» **What is required**: Please output the lines shown below exactly as they appear.

» **Input rows**:
## start
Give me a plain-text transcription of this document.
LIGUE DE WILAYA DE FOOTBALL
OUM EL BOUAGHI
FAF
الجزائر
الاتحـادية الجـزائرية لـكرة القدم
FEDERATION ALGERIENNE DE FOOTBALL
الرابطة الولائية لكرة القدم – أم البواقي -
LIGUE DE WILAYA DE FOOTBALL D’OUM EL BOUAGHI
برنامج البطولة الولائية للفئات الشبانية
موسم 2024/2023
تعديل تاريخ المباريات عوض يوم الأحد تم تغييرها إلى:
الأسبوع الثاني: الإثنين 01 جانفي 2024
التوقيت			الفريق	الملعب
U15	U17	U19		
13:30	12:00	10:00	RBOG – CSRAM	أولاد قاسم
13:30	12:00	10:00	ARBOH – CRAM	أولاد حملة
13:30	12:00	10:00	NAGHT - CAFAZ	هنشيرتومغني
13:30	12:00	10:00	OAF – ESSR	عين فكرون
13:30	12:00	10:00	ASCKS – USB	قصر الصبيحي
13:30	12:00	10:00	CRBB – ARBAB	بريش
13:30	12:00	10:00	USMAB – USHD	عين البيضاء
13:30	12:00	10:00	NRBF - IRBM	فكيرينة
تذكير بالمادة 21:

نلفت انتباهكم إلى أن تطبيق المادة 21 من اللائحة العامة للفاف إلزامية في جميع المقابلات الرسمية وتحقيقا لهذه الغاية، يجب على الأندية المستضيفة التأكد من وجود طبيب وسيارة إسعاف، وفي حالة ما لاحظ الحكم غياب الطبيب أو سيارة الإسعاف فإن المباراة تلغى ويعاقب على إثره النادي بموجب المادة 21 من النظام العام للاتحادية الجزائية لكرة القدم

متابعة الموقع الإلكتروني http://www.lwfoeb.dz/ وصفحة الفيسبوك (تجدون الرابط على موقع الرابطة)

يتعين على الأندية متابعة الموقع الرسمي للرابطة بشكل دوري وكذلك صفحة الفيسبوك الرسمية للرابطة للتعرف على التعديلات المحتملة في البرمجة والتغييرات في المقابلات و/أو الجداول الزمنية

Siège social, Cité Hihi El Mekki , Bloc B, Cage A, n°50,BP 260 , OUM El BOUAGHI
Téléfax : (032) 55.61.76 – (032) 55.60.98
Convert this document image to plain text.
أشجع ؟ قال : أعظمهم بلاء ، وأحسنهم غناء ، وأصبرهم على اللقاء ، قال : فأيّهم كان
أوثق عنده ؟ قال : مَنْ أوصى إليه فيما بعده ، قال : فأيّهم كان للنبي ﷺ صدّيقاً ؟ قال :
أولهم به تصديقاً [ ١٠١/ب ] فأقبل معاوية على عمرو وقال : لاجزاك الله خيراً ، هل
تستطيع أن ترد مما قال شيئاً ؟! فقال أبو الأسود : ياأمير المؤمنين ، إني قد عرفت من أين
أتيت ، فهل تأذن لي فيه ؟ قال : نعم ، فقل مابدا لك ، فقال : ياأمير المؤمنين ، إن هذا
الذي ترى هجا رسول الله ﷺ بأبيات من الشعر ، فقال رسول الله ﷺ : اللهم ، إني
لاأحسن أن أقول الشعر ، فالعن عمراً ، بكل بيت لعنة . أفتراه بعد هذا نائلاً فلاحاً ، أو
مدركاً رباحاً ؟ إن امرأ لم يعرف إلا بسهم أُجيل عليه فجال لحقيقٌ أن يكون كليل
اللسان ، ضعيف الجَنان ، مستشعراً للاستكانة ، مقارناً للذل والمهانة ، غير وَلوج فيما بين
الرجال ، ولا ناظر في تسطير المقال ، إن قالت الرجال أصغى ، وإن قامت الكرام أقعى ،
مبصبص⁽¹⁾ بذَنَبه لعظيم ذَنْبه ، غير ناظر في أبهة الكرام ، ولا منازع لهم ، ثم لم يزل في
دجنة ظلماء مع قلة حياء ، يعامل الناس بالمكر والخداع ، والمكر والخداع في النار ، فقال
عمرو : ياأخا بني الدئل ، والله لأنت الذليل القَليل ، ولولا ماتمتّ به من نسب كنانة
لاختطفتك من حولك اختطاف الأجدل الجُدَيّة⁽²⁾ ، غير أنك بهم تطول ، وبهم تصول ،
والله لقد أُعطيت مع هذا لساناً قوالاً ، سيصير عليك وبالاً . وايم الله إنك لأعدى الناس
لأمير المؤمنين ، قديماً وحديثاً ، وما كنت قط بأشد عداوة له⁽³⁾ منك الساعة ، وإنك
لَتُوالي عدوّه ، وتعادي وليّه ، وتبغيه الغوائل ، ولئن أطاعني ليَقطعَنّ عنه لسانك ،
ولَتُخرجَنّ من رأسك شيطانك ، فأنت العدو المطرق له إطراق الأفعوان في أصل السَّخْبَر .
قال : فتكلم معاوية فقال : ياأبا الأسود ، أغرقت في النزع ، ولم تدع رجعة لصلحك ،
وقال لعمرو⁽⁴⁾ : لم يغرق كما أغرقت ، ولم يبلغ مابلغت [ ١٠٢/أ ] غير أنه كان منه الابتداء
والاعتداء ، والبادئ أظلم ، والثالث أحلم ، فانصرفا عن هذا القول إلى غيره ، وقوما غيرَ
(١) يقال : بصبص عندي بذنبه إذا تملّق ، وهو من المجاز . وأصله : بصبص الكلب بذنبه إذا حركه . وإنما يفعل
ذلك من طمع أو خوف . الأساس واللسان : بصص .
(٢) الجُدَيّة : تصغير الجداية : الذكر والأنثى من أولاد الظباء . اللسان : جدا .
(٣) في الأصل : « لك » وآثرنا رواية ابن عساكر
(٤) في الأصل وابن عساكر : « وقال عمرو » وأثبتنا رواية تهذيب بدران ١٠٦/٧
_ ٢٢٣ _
## end
» **Task solution**:
Give me a plain-text transcription of this document.
LIGUE DE WILAYA DE FOOTBALL
OUM EL BOUAGHI
FAF
الجزائر
الاتحـادية الجـزائرية لـكرة القدم
FEDERATION ALGERIENNE DE FOOTBALL
الرابطة الولائية لكرة القدم – أم البواقي -
LIGUE DE WILAYA DE FOOTBALL D’OUM EL BOUAGHI
برنامج البطولة الولائية للفئات الشبانية
موسم 2024/2023
تعديل تاريخ المباريات عوض يوم الأحد تم تغييرها إلى:
الأسبوع الثاني: الإثنين 01 جانفي 2024
التوقيت			الفريق	الملعب
U15	U17	U19		
13:30	12:00	10:00	RBOG – CSRAM	أولاد قاسم
13:30	12:00	10:00	ARBOH – CRAM	أولاد حملة
13:30	12:00	10:00	NAGHT - CAFAZ	هنشيرتومغني
13:30	12:00	10:00	OAF – ESSR	عين فكرون
13:30	12:00	10:00	ASCKS – USB	قصر الصبيحي
13:30	12:00	10:00	CRBB – ARBAB	بريش
13:30	12:00	10:00	USMAB – USHD	عين البيضاء
13:30	12:00	10:00	NRBF - IRBM	فكيرينة
تذكير بالمادة 21:

نلفت انتباهكم إلى أن تطبيق المادة 21 من اللائحة العامة للفاف إلزامية في جميع المقابلات الرسمية وتحقيقا لهذه الغاية، يجب على الأندية المستضيفة التأكد من وجود طبيب وسيارة إسعاف، وفي حالة ما لاحظ الحكم غياب الطبيب أو سيارة الإسعاف فإن المباراة تلغى ويعاقب على إثره النادي بموجب المادة 21 من النظام العام للاتحادية الجزائية لكرة القدم

متابعة الموقع الإلكتروني http://www.lwfoeb.dz/ وصفحة الفيسبوك (تجدون الرابط على موقع الرابطة)

يتعين على الأندية متابعة الموقع الرسمي للرابطة بشكل دوري وكذلك صفحة الفيسبوك الرسمية للرابطة للتعرف على التعديلات المحتملة في البرمجة والتغييرات في المقابلات و/أو الجداول الزمنية

Siège social, Cité Hihi El Mekki , Bloc B, Cage A, n°50,BP 260 , OUM El BOUAGHI
Téléfax : (032) 55.61.76 – (032) 55.60.98
Convert this document image to plain text.
أشجع ؟ قال : أعظمهم بلاء ، وأحسنهم غناء ، وأصبرهم على اللقاء ، قال : فأيّهم كان
أوثق عنده ؟ قال : مَنْ أوصى إليه فيما بعده ، قال : فأيّهم كان للنبي ﷺ صدّيقاً ؟ قال :
أولهم به تصديقاً [ ١٠١/ب ] فأقبل معاوية على عمرو وقال : لاجزاك الله خيراً ، هل
تستطيع أن ترد مما قال شيئاً ؟! فقال أبو الأسود : ياأمير المؤمنين ، إني قد عرفت من أين
أتيت ، فهل تأذن لي فيه ؟ قال : نعم ، فقل مابدا لك ، فقال : ياأمير المؤمنين ، إن هذا
الذي ترى هجا رسول الله ﷺ بأبيات من الشعر ، فقال رسول الله ﷺ : اللهم ، إني
لاأحسن أن أقول الشعر ، فالعن عمراً ، بكل بيت لعنة . أفتراه بعد هذا نائلاً فلاحاً ، أو
مدركاً رباحاً ؟ إن امرأ لم يعرف إلا بسهم أُجيل عليه فجال لحقيقٌ أن يكون كليل
اللسان ، ضعيف الجَنان ، مستشعراً للاستكانة ، مقارناً للذل والمهانة ، غير وَلوج فيما بين
الرجال ، ولا ناظر في تسطير المقال ، إن قالت الرجال أصغى ، وإن قامت الكرام أقعى ،
مبصبص⁽¹⁾ بذَنَبه لعظيم ذَنْبه ، غير ناظر في أبهة الكرام ، ولا منازع لهم ، ثم لم يزل في
دجنة ظلماء مع قلة حياء ، يعامل الناس بالمكر والخداع ، والمكر والخداع في النار ، فقال
عمرو : ياأخا بني الدئل ، والله لأنت الذليل القَليل ، ولولا ماتمتّ به من نسب كنانة
لاختطفتك من حولك اختطاف الأجدل الجُدَيّة⁽²⁾ ، غير أنك بهم تطول ، وبهم تصول ،
والله لقد أُعطيت مع هذا لساناً قوالاً ، سيصير عليك وبالاً . وايم الله إنك لأعدى الناس
لأمير المؤمنين ، قديماً وحديثاً ، وما كنت قط بأشد عداوة له⁽³⁾ منك الساعة ، وإنك
لَتُوالي عدوّه ، وتعادي وليّه ، وتبغيه الغوائل ، ولئن أطاعني ليَقطعَنّ عنه لسانك ،
ولَتُخرجَنّ من رأسك شيطانك ، فأنت العدو المطرق له إطراق الأفعوان في أصل السَّخْبَر .
قال : فتكلم معاوية فقال : ياأبا الأسود ، أغرقت في النزع ، ولم تدع رجعة لصلحك ،
وقال لعمرو⁽⁴⁾ : لم يغرق كما أغرقت ، ولم يبلغ مابلغت [ ١٠٢/أ ] غير أنه كان منه الابتداء
والاعتداء ، والبادئ أظلم ، والثالث أحلم ، فانصرفا عن هذا القول إلى غيره ، وقوما غيرَ
(١) يقال : بصبص عندي بذنبه إذا تملّق ، وهو من المجاز . وأصله : بصبص الكلب بذنبه إذا حركه . وإنما يفعل
ذلك من طمع أو خوف . الأساس واللسان : بصص .
(٢) الجُدَيّة : تصغير الجداية : الذكر والأنثى من أولاد الظباء . اللسان : جدا .
(٣) في الأصل : « لك » وآثرنا رواية ابن عساكر
(٤) في الأصل وابن عساكر : « وقال عمرو » وأثبتنا رواية تهذيب بدران ١٠٦/٧
_ ٢٢٣ _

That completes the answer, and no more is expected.